**What you are asked to do:** Write out exactly the lines running from the line that includes "OCR this image." to the end of the data, both ends included, and nothing besides.

====================

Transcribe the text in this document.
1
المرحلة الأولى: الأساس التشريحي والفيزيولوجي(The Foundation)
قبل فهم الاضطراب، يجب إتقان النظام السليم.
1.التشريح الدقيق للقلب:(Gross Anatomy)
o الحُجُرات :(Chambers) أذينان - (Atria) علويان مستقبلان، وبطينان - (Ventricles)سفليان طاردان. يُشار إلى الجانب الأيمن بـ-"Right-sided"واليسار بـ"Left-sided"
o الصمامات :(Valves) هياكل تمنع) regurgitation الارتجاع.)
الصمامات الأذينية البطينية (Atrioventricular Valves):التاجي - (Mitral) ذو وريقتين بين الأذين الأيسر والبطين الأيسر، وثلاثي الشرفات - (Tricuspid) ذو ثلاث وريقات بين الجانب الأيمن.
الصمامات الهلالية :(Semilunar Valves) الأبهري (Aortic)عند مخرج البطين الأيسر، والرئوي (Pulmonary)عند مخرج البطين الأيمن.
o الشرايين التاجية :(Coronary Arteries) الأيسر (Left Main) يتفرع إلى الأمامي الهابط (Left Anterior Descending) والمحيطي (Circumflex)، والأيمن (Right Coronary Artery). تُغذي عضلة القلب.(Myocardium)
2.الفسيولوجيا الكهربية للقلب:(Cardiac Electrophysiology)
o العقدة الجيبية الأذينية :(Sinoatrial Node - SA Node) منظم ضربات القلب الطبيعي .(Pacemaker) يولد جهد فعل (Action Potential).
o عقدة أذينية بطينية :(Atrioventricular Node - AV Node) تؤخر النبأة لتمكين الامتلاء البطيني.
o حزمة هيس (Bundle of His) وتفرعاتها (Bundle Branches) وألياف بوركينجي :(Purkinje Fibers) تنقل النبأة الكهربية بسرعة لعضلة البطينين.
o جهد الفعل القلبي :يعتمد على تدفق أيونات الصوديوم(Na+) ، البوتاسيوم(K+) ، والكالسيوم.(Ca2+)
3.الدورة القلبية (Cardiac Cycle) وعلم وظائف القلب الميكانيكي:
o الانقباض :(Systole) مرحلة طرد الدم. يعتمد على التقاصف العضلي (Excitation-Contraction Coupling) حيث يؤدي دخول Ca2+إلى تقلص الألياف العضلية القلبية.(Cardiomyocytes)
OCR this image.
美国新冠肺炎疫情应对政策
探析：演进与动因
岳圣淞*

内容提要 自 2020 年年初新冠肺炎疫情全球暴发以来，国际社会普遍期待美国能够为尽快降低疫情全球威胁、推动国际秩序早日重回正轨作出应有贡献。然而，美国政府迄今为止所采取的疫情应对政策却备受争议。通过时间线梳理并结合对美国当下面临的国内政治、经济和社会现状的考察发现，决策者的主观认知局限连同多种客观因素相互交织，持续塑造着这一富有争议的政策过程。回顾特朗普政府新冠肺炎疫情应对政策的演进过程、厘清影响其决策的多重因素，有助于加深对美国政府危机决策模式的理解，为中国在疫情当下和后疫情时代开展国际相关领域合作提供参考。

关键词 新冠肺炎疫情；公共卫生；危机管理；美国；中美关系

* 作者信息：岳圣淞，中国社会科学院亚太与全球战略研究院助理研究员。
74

====================

**Answer to the problem:**
OCR this image.
美国新冠肺炎疫情应对政策
探析：演进与动因
岳圣淞*

内容提要 自 2020 年年初新冠肺炎疫情全球暴发以来，国际社会普遍期待美国能够为尽快降低疫情全球威胁、推动国际秩序早日重回正轨作出应有贡献。然而，美国政府迄今为止所采取的疫情应对政策却备受争议。通过时间线梳理并结合对美国当下面临的国内政治、经济和社会现状的考察发现，决策者的主观认知局限连同多种客观因素相互交织，持续塑造着这一富有争议的政策过程。回顾特朗普政府新冠肺炎疫情应对政策的演进过程、厘清影响其决策的多重因素，有助于加深对美国政府危机决策模式的理解，为中国在疫情当下和后疫情时代开展国际相关领域合作提供参考。

关键词 新冠肺炎疫情；公共卫生；危机管理；美国；中美关系

* 作者信息：岳圣淞，中国社会科学院亚太与全球战略研究院助理研究员。
74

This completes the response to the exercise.